__TEXTAUSZUG__:
----------------

Moskau (ap/afp) - Der sowjetische Präsident Michail Gorbatschow hat am Wochenende Maßnahmen zum Abbau der akuten Wohnungsnot verfügt. Wie die amtliche Moskauer Nachrichtenagentur 'Tass‘ meldete, erhalten Sowjetbürger künftig das Recht, bebaute Grundstücke zu besitzen und zu vererben. Bis zum 1. September soll die Regierung 'Tass‘ zufolge ein Wohnungsbauprogramm vorlegen, das die Einschränkungen beim Bau von Eigenheimen aufheben soll.

In dem Dekret fordert Gorbatschow bis zum Jahr 2000 den Bau von mindestens 30 Millionen neuen Wohnungen und Eigenheimen. Weiter heißt es, daß trotz verstärkter Anstrengungen in letzter Zeit in der UdSSR die Wohnungsnot nach wie vor akut sei. So lebten nahezu 4,5 Millionen Familien in Wohnungen mit einer Fläche von weniger als fünf Quadratmetern pro Person.

----------------

Führe den Textauszug über Gorbatschows Maßnahmen gegen die Wohnungsnot im Anschluss an seinen letzten Satz weiter.

__AUFGEFÜHRTE EINTRÄGE__:
----------------

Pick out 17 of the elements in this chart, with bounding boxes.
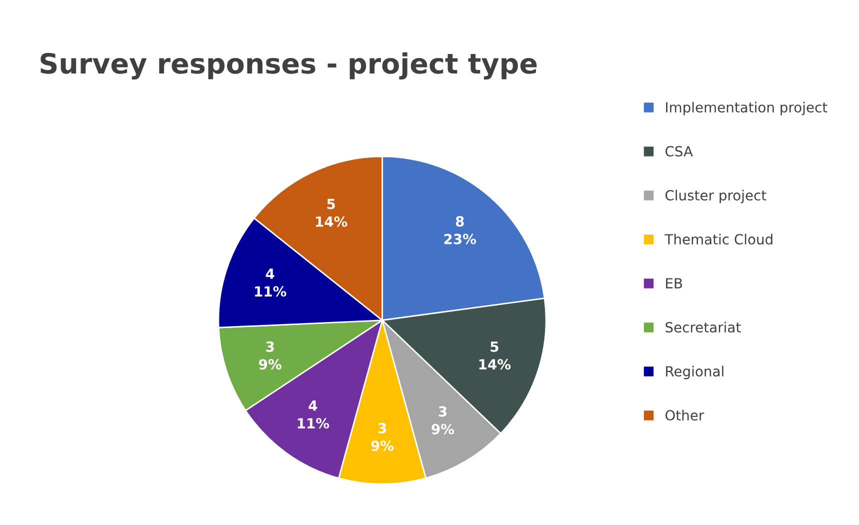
legend-label: Thematic Cloud: [664, 234, 772, 245]
legend-label: Secretariat: [666, 322, 741, 333]
data-label: 4 11%: [255, 268, 286, 297]
legend-label: EB: [666, 278, 682, 288]
data-label: 3 9%: [371, 422, 394, 452]
data-label: 5 14%: [316, 198, 348, 227]
data-label: 3 9%: [432, 406, 454, 434]
legend-label: Regional: [666, 366, 724, 380]
legend-label: Implementation project: [666, 102, 828, 116]
legend-label: CSA: [665, 146, 693, 157]
data-label: 4 11%: [298, 400, 330, 429]
data-label: 3 9%: [259, 341, 282, 370]
legend-label: Other: [665, 410, 704, 421]
chart-title: Survey responses - project type: [40, 52, 537, 80]
data-label: 8 23%: [444, 216, 476, 244]
data-label: 5 14%: [479, 342, 511, 370]
legend-label: Cluster project: [665, 190, 766, 204]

----------------

__LÖSUNG__:
Der Oberste Sowjet, das Parlament der UdSSR, hatte im März ein Gesetz verabschiedet, das Privateigentum von Produktionsmitteln, Gebäuden und Fabriken zuläßt. In einem Dekret lehnte es Gorbatschow damals aber noch ab, privaten Grundbesitz zuzulassen. Einen Monat später verlautete jedoch aus dem neugeschaffenen Präsidialrat, dem Beratergremium Gorbatschows, dieses Problem werde noch einmal überdacht.

Die letzte Chance?

Nach Ansicht des stellvertretenden sowjetischen Ministerpräsidenten Leonid Albakin ist die Einführung der Marktwirtschaft die letzte Chance, die die Geschichte dem Sozialismus gibt. „Nur eine Marktwirtschaft kann unsere kranke Gesellschaft heilen und sogar Wohlstand bringen“, erklärte Albakin vor KP-Mitgliedern im ostsibirischen Kransnojarsk. Die geplanten Wirtschaftsreformen würden zwar einen Anstieg der Inflations- und Arbeitslosenrate nach sich ziehen, doch werde die Regierung entsprechende Maßnahmen ergreifen, um drastische Auswirkungen zu vermeiden.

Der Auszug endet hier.